#### RECORDS SHOWN
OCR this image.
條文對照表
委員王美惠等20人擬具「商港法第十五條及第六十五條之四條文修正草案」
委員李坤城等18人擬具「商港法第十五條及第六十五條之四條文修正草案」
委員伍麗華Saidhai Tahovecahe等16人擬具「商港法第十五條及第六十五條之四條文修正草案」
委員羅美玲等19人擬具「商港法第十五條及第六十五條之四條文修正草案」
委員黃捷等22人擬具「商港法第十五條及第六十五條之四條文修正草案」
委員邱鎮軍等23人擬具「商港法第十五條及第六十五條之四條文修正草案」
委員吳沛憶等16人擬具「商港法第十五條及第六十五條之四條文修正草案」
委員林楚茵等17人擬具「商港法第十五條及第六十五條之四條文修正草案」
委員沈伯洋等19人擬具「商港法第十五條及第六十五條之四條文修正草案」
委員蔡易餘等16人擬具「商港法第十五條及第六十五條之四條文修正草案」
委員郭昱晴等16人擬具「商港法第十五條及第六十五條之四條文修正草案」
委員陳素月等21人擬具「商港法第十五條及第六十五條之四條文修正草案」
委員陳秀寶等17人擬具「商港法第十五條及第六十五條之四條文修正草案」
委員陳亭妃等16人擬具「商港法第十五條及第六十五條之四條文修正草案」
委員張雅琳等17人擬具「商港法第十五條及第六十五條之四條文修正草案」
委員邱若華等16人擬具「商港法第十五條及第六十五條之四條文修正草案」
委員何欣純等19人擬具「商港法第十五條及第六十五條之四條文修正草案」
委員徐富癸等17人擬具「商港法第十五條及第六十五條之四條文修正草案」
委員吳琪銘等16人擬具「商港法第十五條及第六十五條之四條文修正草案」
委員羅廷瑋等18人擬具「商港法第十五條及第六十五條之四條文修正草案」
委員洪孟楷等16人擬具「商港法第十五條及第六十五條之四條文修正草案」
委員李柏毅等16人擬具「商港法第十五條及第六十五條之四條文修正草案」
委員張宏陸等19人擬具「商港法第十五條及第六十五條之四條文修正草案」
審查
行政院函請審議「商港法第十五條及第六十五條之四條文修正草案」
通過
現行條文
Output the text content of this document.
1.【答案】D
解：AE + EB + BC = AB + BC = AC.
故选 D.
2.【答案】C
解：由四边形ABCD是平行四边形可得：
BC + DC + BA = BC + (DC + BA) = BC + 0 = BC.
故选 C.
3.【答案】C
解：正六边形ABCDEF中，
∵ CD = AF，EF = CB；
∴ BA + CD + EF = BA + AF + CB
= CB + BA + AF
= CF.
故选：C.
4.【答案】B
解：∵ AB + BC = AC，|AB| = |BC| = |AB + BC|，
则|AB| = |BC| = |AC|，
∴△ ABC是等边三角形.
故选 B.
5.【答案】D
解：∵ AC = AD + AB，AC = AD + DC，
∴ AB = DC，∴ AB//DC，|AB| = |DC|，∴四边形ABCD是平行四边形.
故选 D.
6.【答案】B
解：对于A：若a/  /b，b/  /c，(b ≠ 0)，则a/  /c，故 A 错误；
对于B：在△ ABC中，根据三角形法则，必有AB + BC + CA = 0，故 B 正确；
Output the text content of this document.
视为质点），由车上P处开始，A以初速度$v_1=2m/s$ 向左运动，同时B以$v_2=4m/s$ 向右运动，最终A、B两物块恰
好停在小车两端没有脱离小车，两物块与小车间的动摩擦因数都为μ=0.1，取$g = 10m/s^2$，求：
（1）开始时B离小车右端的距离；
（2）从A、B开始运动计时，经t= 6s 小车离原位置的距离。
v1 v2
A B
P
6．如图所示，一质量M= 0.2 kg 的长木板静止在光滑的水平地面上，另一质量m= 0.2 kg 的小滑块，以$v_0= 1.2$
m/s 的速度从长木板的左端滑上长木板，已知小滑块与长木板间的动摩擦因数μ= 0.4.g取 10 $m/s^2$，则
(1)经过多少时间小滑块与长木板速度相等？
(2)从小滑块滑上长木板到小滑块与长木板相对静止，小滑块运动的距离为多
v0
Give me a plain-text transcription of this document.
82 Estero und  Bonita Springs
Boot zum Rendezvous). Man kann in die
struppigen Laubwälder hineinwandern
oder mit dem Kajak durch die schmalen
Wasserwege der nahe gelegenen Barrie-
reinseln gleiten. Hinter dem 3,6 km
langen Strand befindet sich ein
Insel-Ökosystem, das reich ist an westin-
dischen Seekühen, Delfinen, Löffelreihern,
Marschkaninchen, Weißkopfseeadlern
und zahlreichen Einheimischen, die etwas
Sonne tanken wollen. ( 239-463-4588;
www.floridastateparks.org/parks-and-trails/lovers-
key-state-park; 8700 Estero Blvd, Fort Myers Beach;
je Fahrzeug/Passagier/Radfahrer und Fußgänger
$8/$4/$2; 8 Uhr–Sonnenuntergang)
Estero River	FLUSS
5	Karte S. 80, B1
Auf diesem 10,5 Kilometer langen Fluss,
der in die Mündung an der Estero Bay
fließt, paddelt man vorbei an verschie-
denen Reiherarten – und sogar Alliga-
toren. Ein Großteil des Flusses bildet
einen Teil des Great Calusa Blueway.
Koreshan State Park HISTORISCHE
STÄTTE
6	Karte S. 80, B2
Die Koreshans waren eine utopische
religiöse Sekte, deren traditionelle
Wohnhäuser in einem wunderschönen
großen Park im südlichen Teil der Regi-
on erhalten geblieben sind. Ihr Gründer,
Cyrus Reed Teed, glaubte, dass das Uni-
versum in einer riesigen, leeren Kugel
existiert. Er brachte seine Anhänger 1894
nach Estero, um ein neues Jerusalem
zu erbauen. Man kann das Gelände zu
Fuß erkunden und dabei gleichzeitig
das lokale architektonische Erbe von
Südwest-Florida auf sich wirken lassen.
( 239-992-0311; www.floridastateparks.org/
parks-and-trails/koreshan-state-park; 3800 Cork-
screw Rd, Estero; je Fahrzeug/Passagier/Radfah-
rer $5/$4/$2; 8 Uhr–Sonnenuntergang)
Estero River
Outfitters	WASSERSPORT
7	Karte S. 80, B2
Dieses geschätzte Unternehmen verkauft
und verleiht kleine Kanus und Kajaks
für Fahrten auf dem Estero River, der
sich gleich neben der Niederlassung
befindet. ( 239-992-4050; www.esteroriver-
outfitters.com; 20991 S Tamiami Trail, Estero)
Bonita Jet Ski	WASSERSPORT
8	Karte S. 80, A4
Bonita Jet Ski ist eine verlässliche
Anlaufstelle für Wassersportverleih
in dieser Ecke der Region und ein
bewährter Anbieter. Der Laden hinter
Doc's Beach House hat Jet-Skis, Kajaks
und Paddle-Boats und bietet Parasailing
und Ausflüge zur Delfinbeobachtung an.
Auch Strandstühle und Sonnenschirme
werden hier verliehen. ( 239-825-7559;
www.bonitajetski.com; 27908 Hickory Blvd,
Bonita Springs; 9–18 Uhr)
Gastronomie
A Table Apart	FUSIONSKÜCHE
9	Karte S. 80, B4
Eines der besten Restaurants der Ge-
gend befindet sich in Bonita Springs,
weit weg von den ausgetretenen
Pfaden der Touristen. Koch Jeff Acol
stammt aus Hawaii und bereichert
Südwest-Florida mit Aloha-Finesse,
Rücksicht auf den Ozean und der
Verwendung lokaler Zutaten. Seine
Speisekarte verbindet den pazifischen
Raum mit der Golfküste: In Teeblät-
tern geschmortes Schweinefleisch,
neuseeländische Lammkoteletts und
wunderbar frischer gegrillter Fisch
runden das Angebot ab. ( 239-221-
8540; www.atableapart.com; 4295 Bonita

#### TASK TO CARRY OUT
Return each line of the data exactly as written above.

#### ANSWER FOR THE TASK
OCR this image.
條文對照表
委員王美惠等20人擬具「商港法第十五條及第六十五條之四條文修正草案」
委員李坤城等18人擬具「商港法第十五條及第六十五條之四條文修正草案」
委員伍麗華Saidhai Tahovecahe等16人擬具「商港法第十五條及第六十五條之四條文修正草案」
委員羅美玲等19人擬具「商港法第十五條及第六十五條之四條文修正草案」
委員黃捷等22人擬具「商港法第十五條及第六十五條之四條文修正草案」
委員邱鎮軍等23人擬具「商港法第十五條及第六十五條之四條文修正草案」
委員吳沛憶等16人擬具「商港法第十五條及第六十五條之四條文修正草案」
委員林楚茵等17人擬具「商港法第十五條及第六十五條之四條文修正草案」
委員沈伯洋等19人擬具「商港法第十五條及第六十五條之四條文修正草案」
委員蔡易餘等16人擬具「商港法第十五條及第六十五條之四條文修正草案」
委員郭昱晴等16人擬具「商港法第十五條及第六十五條之四條文修正草案」
委員陳素月等21人擬具「商港法第十五條及第六十五條之四條文修正草案」
委員陳秀寶等17人擬具「商港法第十五條及第六十五條之四條文修正草案」
委員陳亭妃等16人擬具「商港法第十五條及第六十五條之四條文修正草案」
委員張雅琳等17人擬具「商港法第十五條及第六十五條之四條文修正草案」
委員邱若華等16人擬具「商港法第十五條及第六十五條之四條文修正草案」
委員何欣純等19人擬具「商港法第十五條及第六十五條之四條文修正草案」
委員徐富癸等17人擬具「商港法第十五條及第六十五條之四條文修正草案」
委員吳琪銘等16人擬具「商港法第十五條及第六十五條之四條文修正草案」
委員羅廷瑋等18人擬具「商港法第十五條及第六十五條之四條文修正草案」
委員洪孟楷等16人擬具「商港法第十五條及第六十五條之四條文修正草案」
委員李柏毅等16人擬具「商港法第十五條及第六十五條之四條文修正草案」
委員張宏陸等19人擬具「商港法第十五條及第六十五條之四條文修正草案」
審查
行政院函請審議「商港法第十五條及第六十五條之四條文修正草案」
通過
現行條文
Output the text content of this document.
1.【答案】D
解：AE + EB + BC = AB + BC = AC.
故选 D.
2.【答案】C
解：由四边形ABCD是平行四边形可得：
BC + DC + BA = BC + (DC + BA) = BC + 0 = BC.
故选 C.
3.【答案】C
解：正六边形ABCDEF中，
∵ CD = AF，EF = CB；
∴ BA + CD + EF = BA + AF + CB
= CB + BA + AF
= CF.
故选：C.
4.【答案】B
解：∵ AB + BC = AC，|AB| = |BC| = |AB + BC|，
则|AB| = |BC| = |AC|，
∴△ ABC是等边三角形.
故选 B.
5.【答案】D
解：∵ AC = AD + AB，AC = AD + DC，
∴ AB = DC，∴ AB//DC，|AB| = |DC|，∴四边形ABCD是平行四边形.
故选 D.
6.【答案】B
解：对于A：若a/  /b，b/  /c，(b ≠ 0)，则a/  /c，故 A 错误；
对于B：在△ ABC中，根据三角形法则，必有AB + BC + CA = 0，故 B 正确；
Output the text content of this document.
视为质点），由车上P处开始，A以初速度$v_1=2m/s$ 向左运动，同时B以$v_2=4m/s$ 向右运动，最终A、B两物块恰
好停在小车两端没有脱离小车，两物块与小车间的动摩擦因数都为μ=0.1，取$g = 10m/s^2$，求：
（1）开始时B离小车右端的距离；
（2）从A、B开始运动计时，经t= 6s 小车离原位置的距离。
v1 v2
A B
P
6．如图所示，一质量M= 0.2 kg 的长木板静止在光滑的水平地面上，另一质量m= 0.2 kg 的小滑块，以$v_0= 1.2$
m/s 的速度从长木板的左端滑上长木板，已知小滑块与长木板间的动摩擦因数μ= 0.4.g取 10 $m/s^2$，则
(1)经过多少时间小滑块与长木板速度相等？
(2)从小滑块滑上长木板到小滑块与长木板相对静止，小滑块运动的距离为多
v0
Give me a plain-text transcription of this document.
82 Estero und  Bonita Springs
Boot zum Rendezvous). Man kann in die
struppigen Laubwälder hineinwandern
oder mit dem Kajak durch die schmalen
Wasserwege der nahe gelegenen Barrie-
reinseln gleiten. Hinter dem 3,6 km
langen Strand befindet sich ein
Insel-Ökosystem, das reich ist an westin-
dischen Seekühen, Delfinen, Löffelreihern,
Marschkaninchen, Weißkopfseeadlern
und zahlreichen Einheimischen, die etwas
Sonne tanken wollen. ( 239-463-4588;
www.floridastateparks.org/parks-and-trails/lovers-
key-state-park; 8700 Estero Blvd, Fort Myers Beach;
je Fahrzeug/Passagier/Radfahrer und Fußgänger
$8/$4/$2; 8 Uhr–Sonnenuntergang)
Estero River	FLUSS
5	Karte S. 80, B1
Auf diesem 10,5 Kilometer langen Fluss,
der in die Mündung an der Estero Bay
fließt, paddelt man vorbei an verschie-
denen Reiherarten – und sogar Alliga-
toren. Ein Großteil des Flusses bildet
einen Teil des Great Calusa Blueway.
Koreshan State Park HISTORISCHE
STÄTTE
6	Karte S. 80, B2
Die Koreshans waren eine utopische
religiöse Sekte, deren traditionelle
Wohnhäuser in einem wunderschönen
großen Park im südlichen Teil der Regi-
on erhalten geblieben sind. Ihr Gründer,
Cyrus Reed Teed, glaubte, dass das Uni-
versum in einer riesigen, leeren Kugel
existiert. Er brachte seine Anhänger 1894
nach Estero, um ein neues Jerusalem
zu erbauen. Man kann das Gelände zu
Fuß erkunden und dabei gleichzeitig
das lokale architektonische Erbe von
Südwest-Florida auf sich wirken lassen.
( 239-992-0311; www.floridastateparks.org/
parks-and-trails/koreshan-state-park; 3800 Cork-
screw Rd, Estero; je Fahrzeug/Passagier/Radfah-
rer $5/$4/$2; 8 Uhr–Sonnenuntergang)
Estero River
Outfitters	WASSERSPORT
7	Karte S. 80, B2
Dieses geschätzte Unternehmen verkauft
und verleiht kleine Kanus und Kajaks
für Fahrten auf dem Estero River, der
sich gleich neben der Niederlassung
befindet. ( 239-992-4050; www.esteroriver-
outfitters.com; 20991 S Tamiami Trail, Estero)
Bonita Jet Ski	WASSERSPORT
8	Karte S. 80, A4
Bonita Jet Ski ist eine verlässliche
Anlaufstelle für Wassersportverleih
in dieser Ecke der Region und ein
bewährter Anbieter. Der Laden hinter
Doc's Beach House hat Jet-Skis, Kajaks
und Paddle-Boats und bietet Parasailing
und Ausflüge zur Delfinbeobachtung an.
Auch Strandstühle und Sonnenschirme
werden hier verliehen. ( 239-825-7559;
www.bonitajetski.com; 27908 Hickory Blvd,
Bonita Springs; 9–18 Uhr)
Gastronomie
A Table Apart	FUSIONSKÜCHE
9	Karte S. 80, B4
Eines der besten Restaurants der Ge-
gend befindet sich in Bonita Springs,
weit weg von den ausgetretenen
Pfaden der Touristen. Koch Jeff Acol
stammt aus Hawaii und bereichert
Südwest-Florida mit Aloha-Finesse,
Rücksicht auf den Ozean und der
Verwendung lokaler Zutaten. Seine
Speisekarte verbindet den pazifischen
Raum mit der Golfküste: In Teeblät-
tern geschmortes Schweinefleisch,
neuseeländische Lammkoteletts und
wunderbar frischer gegrillter Fisch
runden das Angebot ab. ( 239-221-
8540; www.atableapart.com; 4295 Bonita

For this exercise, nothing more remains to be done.